Reproduce only the lines that begin at the line with "What's the underlying" and run to the end of the entries; omit every picture.

== LISTING ==

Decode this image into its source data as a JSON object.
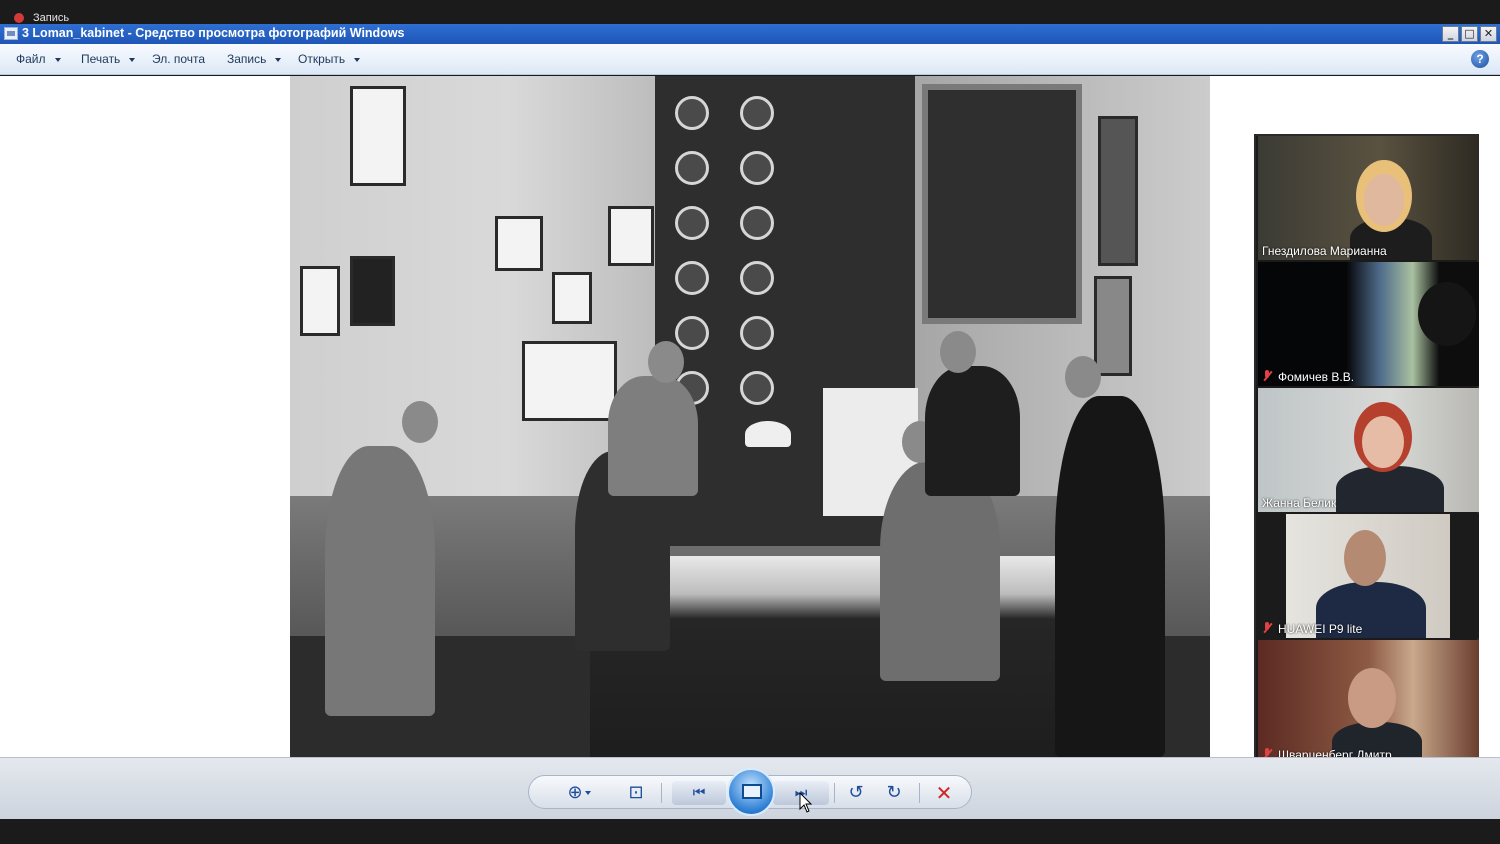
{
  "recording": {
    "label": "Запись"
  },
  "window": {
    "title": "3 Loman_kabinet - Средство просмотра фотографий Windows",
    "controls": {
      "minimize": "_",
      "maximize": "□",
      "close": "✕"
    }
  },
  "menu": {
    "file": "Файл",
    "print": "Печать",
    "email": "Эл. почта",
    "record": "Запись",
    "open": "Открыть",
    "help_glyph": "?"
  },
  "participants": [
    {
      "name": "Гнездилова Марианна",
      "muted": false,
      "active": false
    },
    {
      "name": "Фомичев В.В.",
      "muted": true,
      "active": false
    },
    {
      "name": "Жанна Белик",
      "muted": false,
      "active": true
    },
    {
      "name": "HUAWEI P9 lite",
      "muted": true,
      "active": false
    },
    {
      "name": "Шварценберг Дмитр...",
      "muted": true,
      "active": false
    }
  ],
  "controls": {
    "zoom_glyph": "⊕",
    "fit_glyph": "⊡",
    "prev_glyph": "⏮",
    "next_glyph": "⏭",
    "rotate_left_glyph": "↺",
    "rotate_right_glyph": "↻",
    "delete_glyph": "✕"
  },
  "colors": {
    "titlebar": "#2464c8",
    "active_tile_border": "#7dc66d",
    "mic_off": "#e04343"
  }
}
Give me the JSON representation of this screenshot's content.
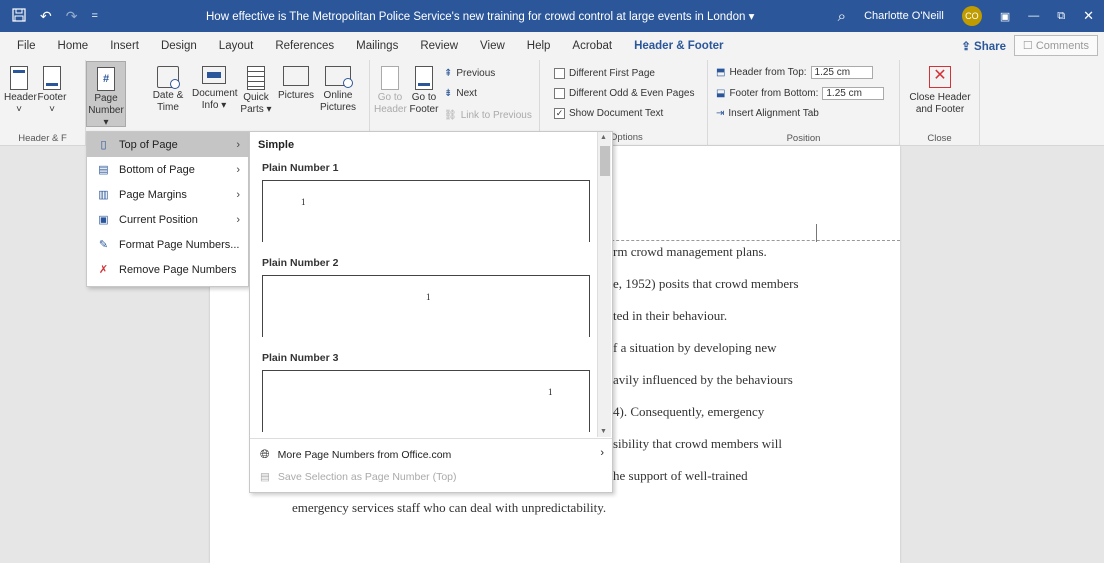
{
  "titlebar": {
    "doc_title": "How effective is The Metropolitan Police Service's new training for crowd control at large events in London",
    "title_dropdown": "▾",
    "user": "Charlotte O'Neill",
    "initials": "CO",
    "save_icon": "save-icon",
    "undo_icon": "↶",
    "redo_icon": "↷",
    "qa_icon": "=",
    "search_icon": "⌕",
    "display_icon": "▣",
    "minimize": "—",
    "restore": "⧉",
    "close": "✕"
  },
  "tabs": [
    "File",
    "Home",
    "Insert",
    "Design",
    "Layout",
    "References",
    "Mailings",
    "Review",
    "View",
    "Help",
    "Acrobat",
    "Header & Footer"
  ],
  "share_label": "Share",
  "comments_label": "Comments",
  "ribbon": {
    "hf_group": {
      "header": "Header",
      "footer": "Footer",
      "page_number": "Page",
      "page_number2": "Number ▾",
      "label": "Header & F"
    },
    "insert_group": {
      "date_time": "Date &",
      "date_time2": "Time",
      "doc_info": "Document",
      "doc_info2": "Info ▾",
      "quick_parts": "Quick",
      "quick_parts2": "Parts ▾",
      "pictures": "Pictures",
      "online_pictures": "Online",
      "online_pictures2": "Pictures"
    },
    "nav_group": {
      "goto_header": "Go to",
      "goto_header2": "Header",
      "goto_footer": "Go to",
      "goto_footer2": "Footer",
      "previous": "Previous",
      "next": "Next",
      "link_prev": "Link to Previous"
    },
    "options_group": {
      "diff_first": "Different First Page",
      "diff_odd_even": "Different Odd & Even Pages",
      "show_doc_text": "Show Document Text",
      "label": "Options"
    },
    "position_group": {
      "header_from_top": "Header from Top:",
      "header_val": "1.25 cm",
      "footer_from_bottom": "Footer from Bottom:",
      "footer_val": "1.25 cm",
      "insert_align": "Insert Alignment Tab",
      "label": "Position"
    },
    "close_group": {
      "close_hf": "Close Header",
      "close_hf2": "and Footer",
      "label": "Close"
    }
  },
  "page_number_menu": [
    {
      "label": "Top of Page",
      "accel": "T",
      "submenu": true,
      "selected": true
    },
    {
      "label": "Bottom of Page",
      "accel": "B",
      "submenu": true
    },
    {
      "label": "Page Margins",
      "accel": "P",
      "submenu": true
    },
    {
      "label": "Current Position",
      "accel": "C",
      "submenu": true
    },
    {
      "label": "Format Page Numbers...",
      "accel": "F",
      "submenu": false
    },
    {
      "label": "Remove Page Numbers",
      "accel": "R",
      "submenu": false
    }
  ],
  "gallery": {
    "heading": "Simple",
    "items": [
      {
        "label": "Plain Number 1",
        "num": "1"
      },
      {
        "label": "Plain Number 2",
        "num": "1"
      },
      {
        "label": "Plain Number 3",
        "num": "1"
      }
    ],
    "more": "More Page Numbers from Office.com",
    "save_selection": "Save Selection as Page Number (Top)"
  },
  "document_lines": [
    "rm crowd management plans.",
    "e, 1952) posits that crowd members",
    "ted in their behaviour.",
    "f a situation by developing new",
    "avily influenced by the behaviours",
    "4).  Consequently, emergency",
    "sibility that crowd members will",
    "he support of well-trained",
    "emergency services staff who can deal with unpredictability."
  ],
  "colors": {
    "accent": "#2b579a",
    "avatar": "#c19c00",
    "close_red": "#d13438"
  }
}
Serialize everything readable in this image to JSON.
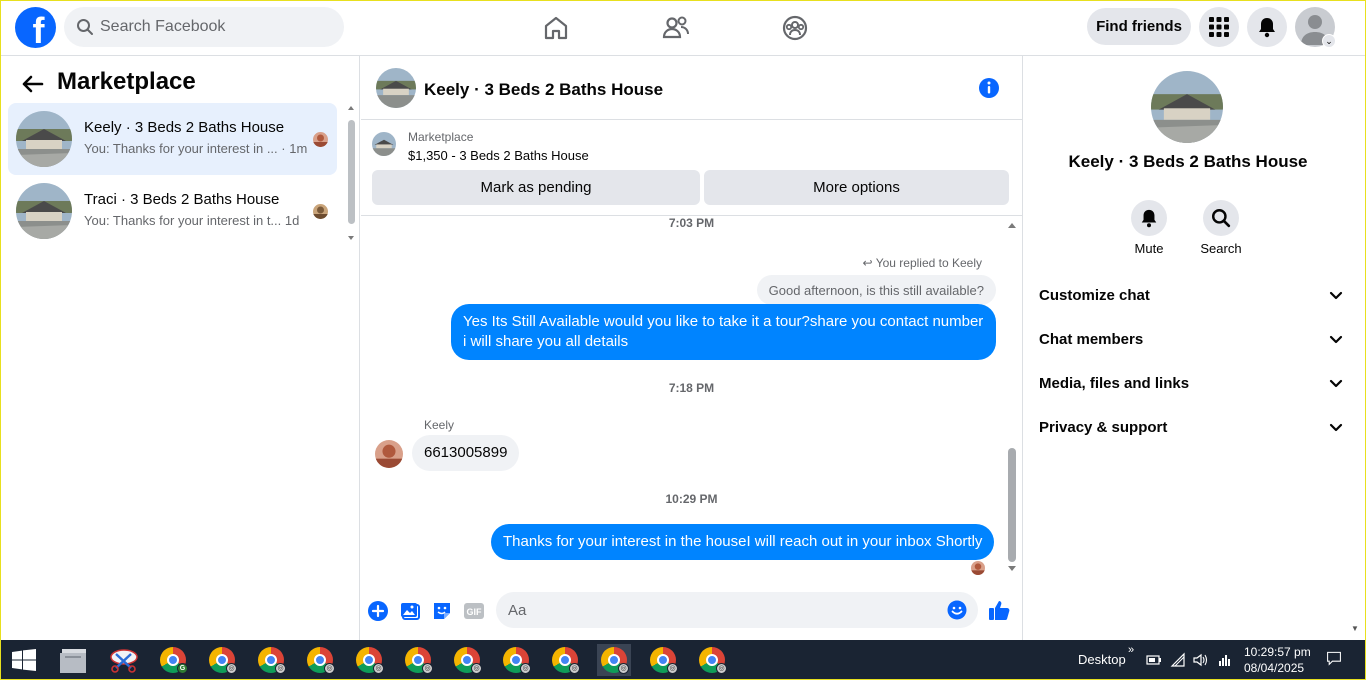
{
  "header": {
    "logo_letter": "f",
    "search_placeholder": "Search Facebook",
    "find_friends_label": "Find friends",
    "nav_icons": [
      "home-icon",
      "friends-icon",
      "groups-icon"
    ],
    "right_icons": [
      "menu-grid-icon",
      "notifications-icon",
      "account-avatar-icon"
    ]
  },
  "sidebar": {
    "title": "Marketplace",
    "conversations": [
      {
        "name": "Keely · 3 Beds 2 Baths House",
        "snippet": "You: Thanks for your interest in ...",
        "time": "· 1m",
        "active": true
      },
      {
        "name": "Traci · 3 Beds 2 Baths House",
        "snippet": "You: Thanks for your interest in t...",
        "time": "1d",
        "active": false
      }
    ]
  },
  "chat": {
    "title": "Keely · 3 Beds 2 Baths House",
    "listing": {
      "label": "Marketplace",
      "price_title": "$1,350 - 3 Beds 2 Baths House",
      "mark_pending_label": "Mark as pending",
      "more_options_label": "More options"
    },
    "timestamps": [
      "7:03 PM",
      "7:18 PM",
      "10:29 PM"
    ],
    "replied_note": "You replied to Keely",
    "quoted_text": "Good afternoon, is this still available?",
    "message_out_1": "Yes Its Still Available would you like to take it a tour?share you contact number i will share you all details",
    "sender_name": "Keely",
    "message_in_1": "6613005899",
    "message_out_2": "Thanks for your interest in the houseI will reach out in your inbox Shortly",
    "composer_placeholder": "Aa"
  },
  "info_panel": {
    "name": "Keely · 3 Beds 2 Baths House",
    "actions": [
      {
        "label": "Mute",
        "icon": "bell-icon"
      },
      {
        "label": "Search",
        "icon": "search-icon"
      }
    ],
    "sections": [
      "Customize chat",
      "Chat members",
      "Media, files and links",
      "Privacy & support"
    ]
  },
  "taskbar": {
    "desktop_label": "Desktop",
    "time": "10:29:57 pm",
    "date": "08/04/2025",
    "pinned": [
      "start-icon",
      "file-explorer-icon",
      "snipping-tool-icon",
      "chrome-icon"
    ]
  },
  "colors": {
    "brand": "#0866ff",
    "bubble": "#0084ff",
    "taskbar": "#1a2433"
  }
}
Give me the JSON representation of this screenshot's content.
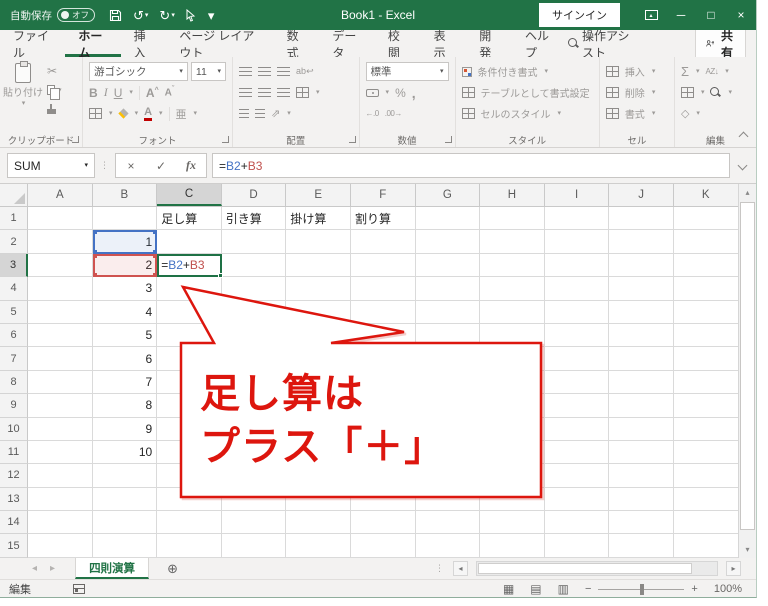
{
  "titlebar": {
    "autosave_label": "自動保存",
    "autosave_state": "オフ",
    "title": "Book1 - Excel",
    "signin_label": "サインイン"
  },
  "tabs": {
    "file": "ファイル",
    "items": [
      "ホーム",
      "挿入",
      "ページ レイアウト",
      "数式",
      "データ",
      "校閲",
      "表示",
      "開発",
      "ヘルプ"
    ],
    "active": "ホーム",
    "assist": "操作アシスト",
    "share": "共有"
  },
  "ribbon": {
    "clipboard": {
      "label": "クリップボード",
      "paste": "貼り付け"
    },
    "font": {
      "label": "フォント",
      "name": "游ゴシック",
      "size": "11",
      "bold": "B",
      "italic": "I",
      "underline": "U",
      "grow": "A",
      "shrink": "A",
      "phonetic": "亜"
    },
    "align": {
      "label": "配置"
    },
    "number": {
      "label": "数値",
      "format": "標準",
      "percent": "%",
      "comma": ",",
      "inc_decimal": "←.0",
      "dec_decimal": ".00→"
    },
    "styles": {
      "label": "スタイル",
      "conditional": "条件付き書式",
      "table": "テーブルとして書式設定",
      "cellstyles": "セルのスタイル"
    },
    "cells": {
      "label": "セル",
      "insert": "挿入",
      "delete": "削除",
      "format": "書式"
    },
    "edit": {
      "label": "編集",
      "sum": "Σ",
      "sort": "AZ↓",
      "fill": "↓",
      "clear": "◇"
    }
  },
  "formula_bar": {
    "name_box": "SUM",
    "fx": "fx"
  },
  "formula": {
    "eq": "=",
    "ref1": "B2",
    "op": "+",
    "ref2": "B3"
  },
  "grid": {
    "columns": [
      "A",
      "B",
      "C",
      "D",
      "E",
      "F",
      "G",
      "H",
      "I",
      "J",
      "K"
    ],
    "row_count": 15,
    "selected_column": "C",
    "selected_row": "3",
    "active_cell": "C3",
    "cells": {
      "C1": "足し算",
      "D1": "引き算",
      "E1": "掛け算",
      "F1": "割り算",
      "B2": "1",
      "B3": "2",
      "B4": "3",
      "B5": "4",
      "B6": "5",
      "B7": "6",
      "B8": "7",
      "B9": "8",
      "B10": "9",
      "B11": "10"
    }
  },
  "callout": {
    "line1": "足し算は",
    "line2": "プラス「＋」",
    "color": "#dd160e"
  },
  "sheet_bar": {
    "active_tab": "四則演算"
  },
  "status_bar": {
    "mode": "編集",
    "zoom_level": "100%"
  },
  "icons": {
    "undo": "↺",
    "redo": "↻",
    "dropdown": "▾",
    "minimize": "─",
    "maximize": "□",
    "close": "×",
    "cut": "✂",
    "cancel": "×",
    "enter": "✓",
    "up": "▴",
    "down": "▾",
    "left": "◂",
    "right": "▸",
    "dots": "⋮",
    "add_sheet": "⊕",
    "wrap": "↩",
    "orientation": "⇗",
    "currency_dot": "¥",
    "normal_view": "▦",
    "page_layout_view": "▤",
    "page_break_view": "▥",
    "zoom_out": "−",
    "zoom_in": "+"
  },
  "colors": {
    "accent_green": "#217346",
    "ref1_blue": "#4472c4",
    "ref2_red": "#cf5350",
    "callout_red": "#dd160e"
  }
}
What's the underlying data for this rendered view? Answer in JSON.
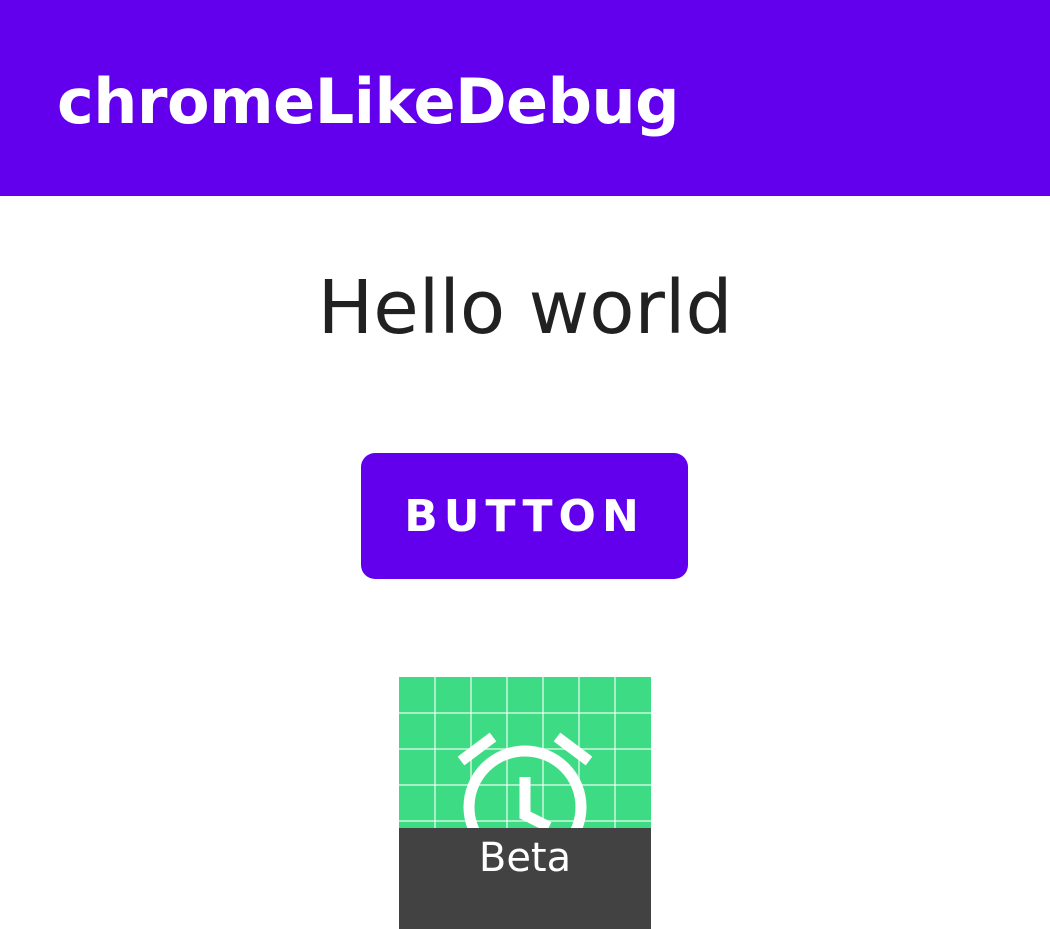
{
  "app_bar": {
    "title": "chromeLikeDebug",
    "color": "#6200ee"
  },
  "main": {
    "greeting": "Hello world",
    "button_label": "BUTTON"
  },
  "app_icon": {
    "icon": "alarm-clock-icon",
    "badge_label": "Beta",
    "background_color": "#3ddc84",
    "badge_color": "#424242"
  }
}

===

### THE OUTPUT
What's the underlying data for this rendered view? Answer in JSON.
{
  "app_bar": {
    "title": "chromeLikeDebug",
    "color": "#6200ee"
  },
  "main": {
    "greeting": "Hello world",
    "button_label": "BUTTON"
  },
  "app_icon": {
    "icon": "alarm-clock-icon",
    "badge_label": "Beta",
    "background_color": "#3ddc84",
    "badge_color": "#424242"
  }
}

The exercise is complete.